* [Texto do exercício]:
□ □ □

Na Alemanha pós-guerra, o personagem Hans é preso repetidamente por ser homossexual. O parágrafo 175 do código penal vem do século 19, propondo-se a frear a “indecência antinatural”, como se tachava a homossexualidade.




 
“Percebi que cresci numa época em que o preconceito existia. Cresci em meio a experiências homofóbicas”, conta o ator Franz Rogowski. A trama de “Great freedom”, o laço entre dois presidiários, se assemelha à do filme “O beijo da mulher aranha” (1986), de Hector Babenco, protagonizado por William Hurt e Raul Julia.
 
O chamado “parágrafo gay”, retirado do código penal alemão apenas em 1994, perseguiu e condenou 140 mil homens.
 
O ator Franz Rogowski diz que a situação atual no Brasil é preocupante. “O governo atual de vocês não tem sido inclusivo e não estimula a expressão de subculturas e minorias. Devemos superar essas adversidades para podermos ser humanos e aprender uns com os outros”, defende.
 
Roberto Birindelli e Mayana Neiva contracenam em "Águas selvagens", filme sobre a exploração da mulher (foto: Imagem Filmes/Divulgação)
 

OBJETO

Em “Águas selvagens”, filme argentino coproduzido pelo Brasil, pesa a denúncia de exploração sexual feminina e da mulher como objeto.




 
“Isso acontece, infelizmente e para nosso terror. Interpretar uma mulher que sofre violência, abuso, é dar voz a ela. O cinema cumpre esta função”, afirma a atriz Leona Cavali.
 
“O filme, cuidadoso, apresenta a situação terrível e violenta da fragilidade de uma mulher. Ela tem de se prostituir, e isso é tão comum”, destaca a atriz.


ENTREVISTA

“É preciso promover mudanças”

Franz Rogowski/ator


"O governo atual de vocês não tem sido inclusivo e não estimula a expressão de subculturas e minorias", diz o ator Franz Rogowski sobre o Brasil (foto: Mubi/Reprodução)

□ □ □

* [Registros fornecidos]:
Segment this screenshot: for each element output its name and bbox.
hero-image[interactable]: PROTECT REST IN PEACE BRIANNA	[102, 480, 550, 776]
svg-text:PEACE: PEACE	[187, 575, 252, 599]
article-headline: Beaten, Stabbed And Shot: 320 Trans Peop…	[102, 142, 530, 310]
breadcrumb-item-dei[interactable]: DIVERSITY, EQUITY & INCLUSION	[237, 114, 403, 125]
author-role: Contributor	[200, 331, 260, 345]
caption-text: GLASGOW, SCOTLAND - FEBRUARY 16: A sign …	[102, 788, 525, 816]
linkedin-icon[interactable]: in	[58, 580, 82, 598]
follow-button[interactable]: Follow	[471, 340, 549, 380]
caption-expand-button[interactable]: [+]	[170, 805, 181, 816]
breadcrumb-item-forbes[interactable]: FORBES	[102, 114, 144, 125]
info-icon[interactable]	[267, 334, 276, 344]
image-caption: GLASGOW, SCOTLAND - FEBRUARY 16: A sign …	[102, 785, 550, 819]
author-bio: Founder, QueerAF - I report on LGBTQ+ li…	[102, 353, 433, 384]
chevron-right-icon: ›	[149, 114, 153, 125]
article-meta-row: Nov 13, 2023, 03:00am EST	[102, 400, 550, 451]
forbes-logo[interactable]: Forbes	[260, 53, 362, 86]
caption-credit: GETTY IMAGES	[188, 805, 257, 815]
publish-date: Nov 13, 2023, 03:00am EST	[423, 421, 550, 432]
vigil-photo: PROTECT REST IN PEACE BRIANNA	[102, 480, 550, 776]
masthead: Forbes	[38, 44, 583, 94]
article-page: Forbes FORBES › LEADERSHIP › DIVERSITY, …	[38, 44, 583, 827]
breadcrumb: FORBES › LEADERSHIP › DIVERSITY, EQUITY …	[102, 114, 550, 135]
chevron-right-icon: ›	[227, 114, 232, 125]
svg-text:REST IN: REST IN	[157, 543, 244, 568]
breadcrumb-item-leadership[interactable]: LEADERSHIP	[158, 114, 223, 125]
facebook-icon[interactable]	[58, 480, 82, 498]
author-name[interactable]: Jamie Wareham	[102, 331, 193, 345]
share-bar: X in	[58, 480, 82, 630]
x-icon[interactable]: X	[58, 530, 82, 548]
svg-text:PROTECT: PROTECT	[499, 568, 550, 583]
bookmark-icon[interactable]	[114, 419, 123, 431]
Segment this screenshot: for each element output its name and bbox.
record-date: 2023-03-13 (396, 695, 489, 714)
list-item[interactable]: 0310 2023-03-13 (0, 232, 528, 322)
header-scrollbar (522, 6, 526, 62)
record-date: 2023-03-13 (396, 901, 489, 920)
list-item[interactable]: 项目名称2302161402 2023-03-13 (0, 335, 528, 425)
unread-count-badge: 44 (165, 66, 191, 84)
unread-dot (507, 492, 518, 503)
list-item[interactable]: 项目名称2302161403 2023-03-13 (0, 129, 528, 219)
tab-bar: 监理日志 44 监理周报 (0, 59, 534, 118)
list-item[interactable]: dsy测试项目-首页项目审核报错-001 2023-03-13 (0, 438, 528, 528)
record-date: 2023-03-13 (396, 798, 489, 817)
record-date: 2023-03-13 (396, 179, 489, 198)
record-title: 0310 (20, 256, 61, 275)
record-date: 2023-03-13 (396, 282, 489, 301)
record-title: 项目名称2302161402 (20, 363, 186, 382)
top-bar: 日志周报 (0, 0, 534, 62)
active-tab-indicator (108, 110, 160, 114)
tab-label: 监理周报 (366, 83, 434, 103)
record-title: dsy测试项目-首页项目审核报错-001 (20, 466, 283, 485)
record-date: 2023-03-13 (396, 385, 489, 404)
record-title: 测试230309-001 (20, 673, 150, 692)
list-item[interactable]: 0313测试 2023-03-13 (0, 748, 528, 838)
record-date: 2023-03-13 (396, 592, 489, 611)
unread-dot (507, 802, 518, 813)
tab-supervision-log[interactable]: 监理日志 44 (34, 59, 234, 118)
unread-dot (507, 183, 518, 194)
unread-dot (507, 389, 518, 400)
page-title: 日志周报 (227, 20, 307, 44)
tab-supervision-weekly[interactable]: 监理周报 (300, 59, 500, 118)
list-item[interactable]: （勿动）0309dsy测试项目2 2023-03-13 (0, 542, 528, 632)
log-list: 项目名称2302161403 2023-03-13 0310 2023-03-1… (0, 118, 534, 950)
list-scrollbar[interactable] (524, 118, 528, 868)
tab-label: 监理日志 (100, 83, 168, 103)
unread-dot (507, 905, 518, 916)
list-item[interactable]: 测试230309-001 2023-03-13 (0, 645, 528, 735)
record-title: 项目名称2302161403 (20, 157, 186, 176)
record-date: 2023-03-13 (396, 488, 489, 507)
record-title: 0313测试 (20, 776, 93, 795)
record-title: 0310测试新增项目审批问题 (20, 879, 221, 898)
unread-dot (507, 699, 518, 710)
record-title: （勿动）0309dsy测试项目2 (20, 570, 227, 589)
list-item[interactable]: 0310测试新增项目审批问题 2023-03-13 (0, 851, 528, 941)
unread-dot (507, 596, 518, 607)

□ □ □

* [O que se pede]: Copie fielmente o trecho do texto que começa nas palavras "O ator Franz Rogowski diz" e termina logo após as palavras "(foto: Imagem Filmes/Divulgação)". Os registros são um material à parte, sem relação com o texto.

* [Resposta do exercício]:
O ator Franz Rogowski diz que a situação atual no Brasil é preocupante. “O governo atual de vocês não tem sido inclusivo e não estimula a expressão de subculturas e minorias. Devemos superar essas adversidades para podermos ser humanos e aprender uns com os outros”, defende.
 
Roberto Birindelli e Mayana Neiva contracenam em "Águas selvagens", filme sobre a exploração da mulher (foto: Imagem Filmes/Divulgação)